▶ Instructions
- a) In the article on Scott Pruitt and the ethanol mandate, which company is Dan Eberhart president of?
- b) Write a continuation of the article on Scott Pruitt and the ethanol mandate that picks up after its last sentence.

Pruitt gets hit from all sides over ethanol mandate

Environmental Protection Agency Administrator Scott Pruitt is getting hit from all sides over his handling of the nation’s ethanol mandate and the potential for major changes to the program.

“We are on the verge of seeing 4 percent annualized GDP — something your detractors said would never happen,” Dan Eberhart, a Trump donor and president of Canary, one of the largest oil services firms in the country, wrote in a letter to President Trump on Thursday.

But “we won’t get there if you allow your EPA Administrator to repeat the mistakes of the past by picking winners and losers via executive fiat,” Eberhart wrote.

Eberhart is protesting reports that the EPA is poised to order refiners to blend more ethanol in 2019 to make up for the agency granting “hardship” waivers to dozens of refiners to help them reduce the cost of blending ethanol in gasoline.

“On behalf of the hundreds of American workers of Canary LLC, I write to urge you to ensure that Administrator Pruitt and the EPA do not include a reallocation of blending obligations that were waived under the small refinery exemption program to other refiners,” Eberhart said.

Extracted records
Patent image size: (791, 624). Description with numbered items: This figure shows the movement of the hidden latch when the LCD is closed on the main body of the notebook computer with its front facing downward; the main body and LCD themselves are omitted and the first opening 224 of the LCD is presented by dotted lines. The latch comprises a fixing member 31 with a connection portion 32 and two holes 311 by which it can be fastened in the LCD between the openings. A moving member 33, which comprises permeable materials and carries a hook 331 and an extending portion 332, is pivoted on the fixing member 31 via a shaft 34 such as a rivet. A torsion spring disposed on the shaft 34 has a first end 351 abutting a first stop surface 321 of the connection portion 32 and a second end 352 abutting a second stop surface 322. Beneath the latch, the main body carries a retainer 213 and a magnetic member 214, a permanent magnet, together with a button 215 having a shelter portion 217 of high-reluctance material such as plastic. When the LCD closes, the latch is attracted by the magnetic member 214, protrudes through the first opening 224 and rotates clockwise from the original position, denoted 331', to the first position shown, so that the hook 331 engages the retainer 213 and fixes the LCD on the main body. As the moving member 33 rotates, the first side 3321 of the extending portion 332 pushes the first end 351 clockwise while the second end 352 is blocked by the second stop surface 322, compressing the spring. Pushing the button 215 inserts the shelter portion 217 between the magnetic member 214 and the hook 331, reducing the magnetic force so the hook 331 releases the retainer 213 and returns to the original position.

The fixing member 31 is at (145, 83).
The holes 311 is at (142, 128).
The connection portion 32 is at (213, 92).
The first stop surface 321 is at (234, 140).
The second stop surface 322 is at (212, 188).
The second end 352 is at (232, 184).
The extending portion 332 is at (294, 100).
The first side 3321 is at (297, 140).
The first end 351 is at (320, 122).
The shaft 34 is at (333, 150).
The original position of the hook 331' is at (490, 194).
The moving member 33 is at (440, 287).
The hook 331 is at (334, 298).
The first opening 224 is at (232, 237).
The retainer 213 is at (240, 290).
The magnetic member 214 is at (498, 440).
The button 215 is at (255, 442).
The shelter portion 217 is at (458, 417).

▶ Answers provided
- a) Canary, one of the largest oil services firms in the country.

- b)
The EPA is poised to release the 2019 annual blending requirements for refiners as soon as Friday. The EPA is required by law to finalize the requirements each year by November.

Refinery industry representatives in Washington say it would be illegal for Pruitt to reallocate the waived ethanol requirements in 2019.

“Just a few days ago, EPA made a clear statement: Dealing with reallocation of small refiner exemptions on a retroactive basis is illegal. Period,” said Scott Segal, partner at Bracewell Law, representing the industry.

But other industry representatives confirmed that reallocating the requirements in next year’s targets is coming directly from the EPA. One source said only direct intervention by the White House could remove that plan at this point.

Reuters reporter Jarrett Renshaw tweeted on Thursday that a planned event Friday with Pruitt and Agriculture Secretary Sonny Perdue in Missouri to announce the 2019 renewable fuel requirements has been canceled. Any “final decision on reallocation” will have to come from the White House and the president, he tweeted.

On the other side of the argument are the farmers and the ethanol producers. Pruitt also got a strongly worded letter from a dozen of the industry’s Democratic supporters in Congress on Wednesday.

“The Environmental Protection Agency (EPA) continues to hurt farmers and undermine the biofuels market by extending waivers to an unusually large number of refineries,” read the letter led by the Iowa delegation’s Democrats. “Additionally, your implementation of the RFS program is undercutting the market for renewable fuels, and inflicting further economic pain in rural communities and throughout the agriculture sector.”

Their gripe is the opposite of Eberhart’s. They want Pruitt to end the practice of granting waivers to oil refiners. That has reduced demand for ethanol by more than one billion gallons.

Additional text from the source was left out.